** What is asked **
Look through the lines below and extract any with the word "name".

** Data rows **
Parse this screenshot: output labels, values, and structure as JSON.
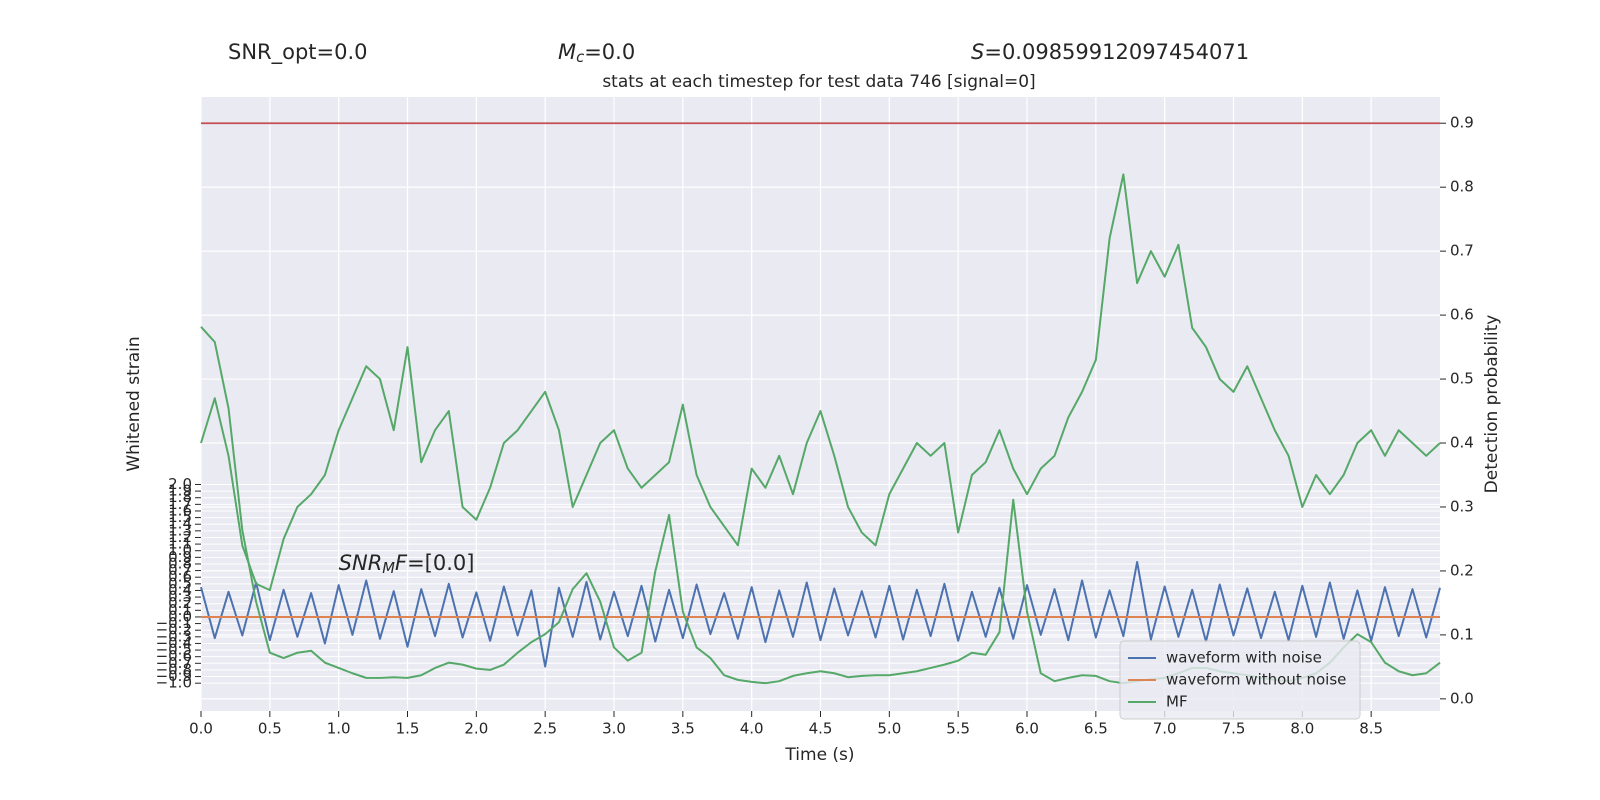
{
  "chart_data": {
    "type": "line",
    "title": "stats at each timestep for test data 746 [signal=0]",
    "header": [
      {
        "parts": [
          {
            "t": "SNR_opt=0.0"
          }
        ]
      },
      {
        "parts": [
          {
            "t": "M",
            "style": "italic"
          },
          {
            "t": "c",
            "style": "sub"
          },
          {
            "t": "=0.0"
          }
        ]
      },
      {
        "parts": [
          {
            "t": "S",
            "style": "italic"
          },
          {
            "t": "=0.09859912097454071"
          }
        ]
      }
    ],
    "annotation": {
      "parts": [
        {
          "t": "SNR",
          "style": "italic"
        },
        {
          "t": "M",
          "style": "sub"
        },
        {
          "t": "F",
          "style": "italic"
        },
        {
          "t": "=[0.0]"
        }
      ]
    },
    "xlabel": "Time (s)",
    "ylabel": "Whitened strain",
    "y2label": "Detection probability",
    "xlim": [
      0,
      9
    ],
    "ylim": [
      -1.42,
      7.85
    ],
    "y2lim": [
      -0.019,
      0.941
    ],
    "grid": true,
    "legend": "lower right",
    "xticks": [
      {
        "value": 0,
        "label": "0.0"
      },
      {
        "value": 0.5,
        "label": "0.5"
      },
      {
        "value": 1,
        "label": "1.0"
      },
      {
        "value": 1.5,
        "label": "1.5"
      },
      {
        "value": 2,
        "label": "2.0"
      },
      {
        "value": 2.5,
        "label": "2.5"
      },
      {
        "value": 3,
        "label": "3.0"
      },
      {
        "value": 3.5,
        "label": "3.5"
      },
      {
        "value": 4,
        "label": "4.0"
      },
      {
        "value": 4.5,
        "label": "4.5"
      },
      {
        "value": 5,
        "label": "5.0"
      },
      {
        "value": 5.5,
        "label": "5.5"
      },
      {
        "value": 6,
        "label": "6.0"
      },
      {
        "value": 6.5,
        "label": "6.5"
      },
      {
        "value": 7,
        "label": "7.0"
      },
      {
        "value": 7.5,
        "label": "7.5"
      },
      {
        "value": 8,
        "label": "8.0"
      },
      {
        "value": 8.5,
        "label": "8.5"
      }
    ],
    "yticks": [
      {
        "value": -1,
        "label": "−1.0"
      },
      {
        "value": -0.9,
        "label": "−0.9"
      },
      {
        "value": -0.8,
        "label": "−0.8"
      },
      {
        "value": -0.7,
        "label": "−0.7"
      },
      {
        "value": -0.6,
        "label": "−0.6"
      },
      {
        "value": -0.5,
        "label": "−0.5"
      },
      {
        "value": -0.4,
        "label": "−0.4"
      },
      {
        "value": -0.3,
        "label": "−0.3"
      },
      {
        "value": -0.2,
        "label": "−0.2"
      },
      {
        "value": -0.1,
        "label": "−0.1"
      },
      {
        "value": 0,
        "label": "0.0"
      },
      {
        "value": 0.1,
        "label": "0.1"
      },
      {
        "value": 0.2,
        "label": "0.2"
      },
      {
        "value": 0.3,
        "label": "0.3"
      },
      {
        "value": 0.4,
        "label": "0.4"
      },
      {
        "value": 0.5,
        "label": "0.5"
      },
      {
        "value": 0.6,
        "label": "0.6"
      },
      {
        "value": 0.7,
        "label": "0.7"
      },
      {
        "value": 0.8,
        "label": "0.8"
      },
      {
        "value": 0.9,
        "label": "0.9"
      },
      {
        "value": 1,
        "label": "1.0"
      },
      {
        "value": 1.1,
        "label": "1.1"
      },
      {
        "value": 1.2,
        "label": "1.2"
      },
      {
        "value": 1.3,
        "label": "1.3"
      },
      {
        "value": 1.4,
        "label": "1.4"
      },
      {
        "value": 1.5,
        "label": "1.5"
      },
      {
        "value": 1.6,
        "label": "1.6"
      },
      {
        "value": 1.7,
        "label": "1.7"
      },
      {
        "value": 1.8,
        "label": "1.8"
      },
      {
        "value": 1.9,
        "label": "1.9"
      },
      {
        "value": 2,
        "label": "2.0"
      }
    ],
    "y2ticks": [
      {
        "value": 0,
        "label": "0.0"
      },
      0.1,
      0.2,
      0.3,
      0.4,
      0.5,
      0.6,
      0.7,
      0.8,
      0.9
    ],
    "hlines": [
      {
        "value": 0.9,
        "axis": "y2",
        "color": "#c44e52"
      }
    ],
    "x": [
      0,
      0.1,
      0.2,
      0.3,
      0.4,
      0.5,
      0.6,
      0.7,
      0.8,
      0.9,
      1,
      1.1,
      1.2,
      1.3,
      1.4,
      1.5,
      1.6,
      1.7,
      1.8,
      1.9,
      2,
      2.1,
      2.2,
      2.3,
      2.4,
      2.5,
      2.6,
      2.7,
      2.8,
      2.9,
      3,
      3.1,
      3.2,
      3.3,
      3.4,
      3.5,
      3.6,
      3.7,
      3.8,
      3.9,
      4,
      4.1,
      4.2,
      4.3,
      4.4,
      4.5,
      4.6,
      4.7,
      4.8,
      4.9,
      5,
      5.1,
      5.2,
      5.3,
      5.4,
      5.5,
      5.6,
      5.7,
      5.8,
      5.9,
      6,
      6.1,
      6.2,
      6.3,
      6.4,
      6.5,
      6.6,
      6.7,
      6.8,
      6.9,
      7,
      7.1,
      7.2,
      7.3,
      7.4,
      7.5,
      7.6,
      7.7,
      7.8,
      7.9,
      8,
      8.1,
      8.2,
      8.3,
      8.4,
      8.5,
      8.6,
      8.7,
      8.8,
      8.9,
      9
    ],
    "series": [
      {
        "name": "waveform with noise",
        "color": "#4c72b0",
        "axis": "y",
        "values": [
          0.45,
          -0.32,
          0.38,
          -0.28,
          0.52,
          -0.35,
          0.41,
          -0.3,
          0.36,
          -0.4,
          0.48,
          -0.27,
          0.55,
          -0.33,
          0.39,
          -0.45,
          0.42,
          -0.29,
          0.5,
          -0.31,
          0.37,
          -0.36,
          0.46,
          -0.28,
          0.4,
          -0.75,
          0.44,
          -0.3,
          0.53,
          -0.34,
          0.38,
          -0.29,
          0.47,
          -0.37,
          0.41,
          -0.32,
          0.49,
          -0.26,
          0.36,
          -0.33,
          0.45,
          -0.38,
          0.4,
          -0.3,
          0.52,
          -0.35,
          0.43,
          -0.28,
          0.39,
          -0.31,
          0.47,
          -0.34,
          0.41,
          -0.29,
          0.5,
          -0.36,
          0.38,
          -0.3,
          0.44,
          -0.33,
          0.48,
          -0.27,
          0.42,
          -0.35,
          0.55,
          -0.31,
          0.4,
          -0.29,
          0.83,
          -0.34,
          0.46,
          -0.3,
          0.41,
          -0.37,
          0.49,
          -0.28,
          0.43,
          -0.32,
          0.38,
          -0.35,
          0.47,
          -0.3,
          0.52,
          -0.33,
          0.4,
          -0.36,
          0.45,
          -0.29,
          0.42,
          -0.31,
          0.44
        ]
      },
      {
        "name": "waveform without noise",
        "color": "#dd8452",
        "axis": "y",
        "values": [
          0,
          0,
          0,
          0,
          0,
          0,
          0,
          0,
          0,
          0,
          0,
          0,
          0,
          0,
          0,
          0,
          0,
          0,
          0,
          0,
          0,
          0,
          0,
          0,
          0,
          0,
          0,
          0,
          0,
          0,
          0,
          0,
          0,
          0,
          0,
          0,
          0,
          0,
          0,
          0,
          0,
          0,
          0,
          0,
          0,
          0,
          0,
          0,
          0,
          0,
          0,
          0,
          0,
          0,
          0,
          0,
          0,
          0,
          0,
          0,
          0,
          0,
          0,
          0,
          0,
          0,
          0,
          0,
          0,
          0,
          0,
          0,
          0,
          0,
          0,
          0,
          0,
          0,
          0,
          0,
          0,
          0,
          0,
          0,
          0,
          0,
          0,
          0,
          0,
          0,
          0
        ]
      },
      {
        "name": "MF",
        "color": "#55a868",
        "axis": "y",
        "values": [
          4.38,
          4.15,
          3.15,
          1.31,
          0.23,
          -0.54,
          -0.62,
          -0.54,
          -0.51,
          -0.69,
          -0.77,
          -0.85,
          -0.92,
          -0.92,
          -0.91,
          -0.92,
          -0.88,
          -0.77,
          -0.69,
          -0.72,
          -0.78,
          -0.8,
          -0.72,
          -0.54,
          -0.38,
          -0.26,
          -0.08,
          0.42,
          0.66,
          0.23,
          -0.46,
          -0.66,
          -0.54,
          0.69,
          1.54,
          0.08,
          -0.46,
          -0.62,
          -0.88,
          -0.95,
          -0.98,
          -1.0,
          -0.97,
          -0.89,
          -0.85,
          -0.82,
          -0.85,
          -0.91,
          -0.89,
          -0.88,
          -0.88,
          -0.85,
          -0.82,
          -0.77,
          -0.72,
          -0.66,
          -0.54,
          -0.57,
          -0.23,
          1.77,
          0.08,
          -0.85,
          -0.97,
          -0.92,
          -0.88,
          -0.89,
          -0.97,
          -1.0,
          -0.97,
          -0.94,
          -0.92,
          -0.85,
          -0.77,
          -0.77,
          -0.82,
          -0.85,
          -0.88,
          -0.92,
          -0.95,
          -0.97,
          -0.92,
          -0.85,
          -0.69,
          -0.46,
          -0.26,
          -0.38,
          -0.69,
          -0.82,
          -0.88,
          -0.85,
          -0.69
        ]
      },
      {
        "color": "#55a868",
        "axis": "y2",
        "values": [
          0.4,
          0.47,
          0.38,
          0.24,
          0.18,
          0.17,
          0.25,
          0.3,
          0.32,
          0.35,
          0.42,
          0.47,
          0.52,
          0.5,
          0.42,
          0.55,
          0.37,
          0.42,
          0.45,
          0.3,
          0.28,
          0.33,
          0.4,
          0.42,
          0.45,
          0.48,
          0.42,
          0.3,
          0.35,
          0.4,
          0.42,
          0.36,
          0.33,
          0.35,
          0.37,
          0.46,
          0.35,
          0.3,
          0.27,
          0.24,
          0.36,
          0.33,
          0.38,
          0.32,
          0.4,
          0.45,
          0.38,
          0.3,
          0.26,
          0.24,
          0.32,
          0.36,
          0.4,
          0.38,
          0.4,
          0.26,
          0.35,
          0.37,
          0.42,
          0.36,
          0.32,
          0.36,
          0.38,
          0.44,
          0.48,
          0.53,
          0.72,
          0.82,
          0.65,
          0.7,
          0.66,
          0.71,
          0.58,
          0.55,
          0.5,
          0.48,
          0.52,
          0.47,
          0.42,
          0.38,
          0.3,
          0.35,
          0.32,
          0.35,
          0.4,
          0.42,
          0.38,
          0.42,
          0.4,
          0.38,
          0.4
        ]
      }
    ]
  }
}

** Problem solution **
        "name": "waveform with noise",
        "name": "waveform without noise",
        "name": "MF",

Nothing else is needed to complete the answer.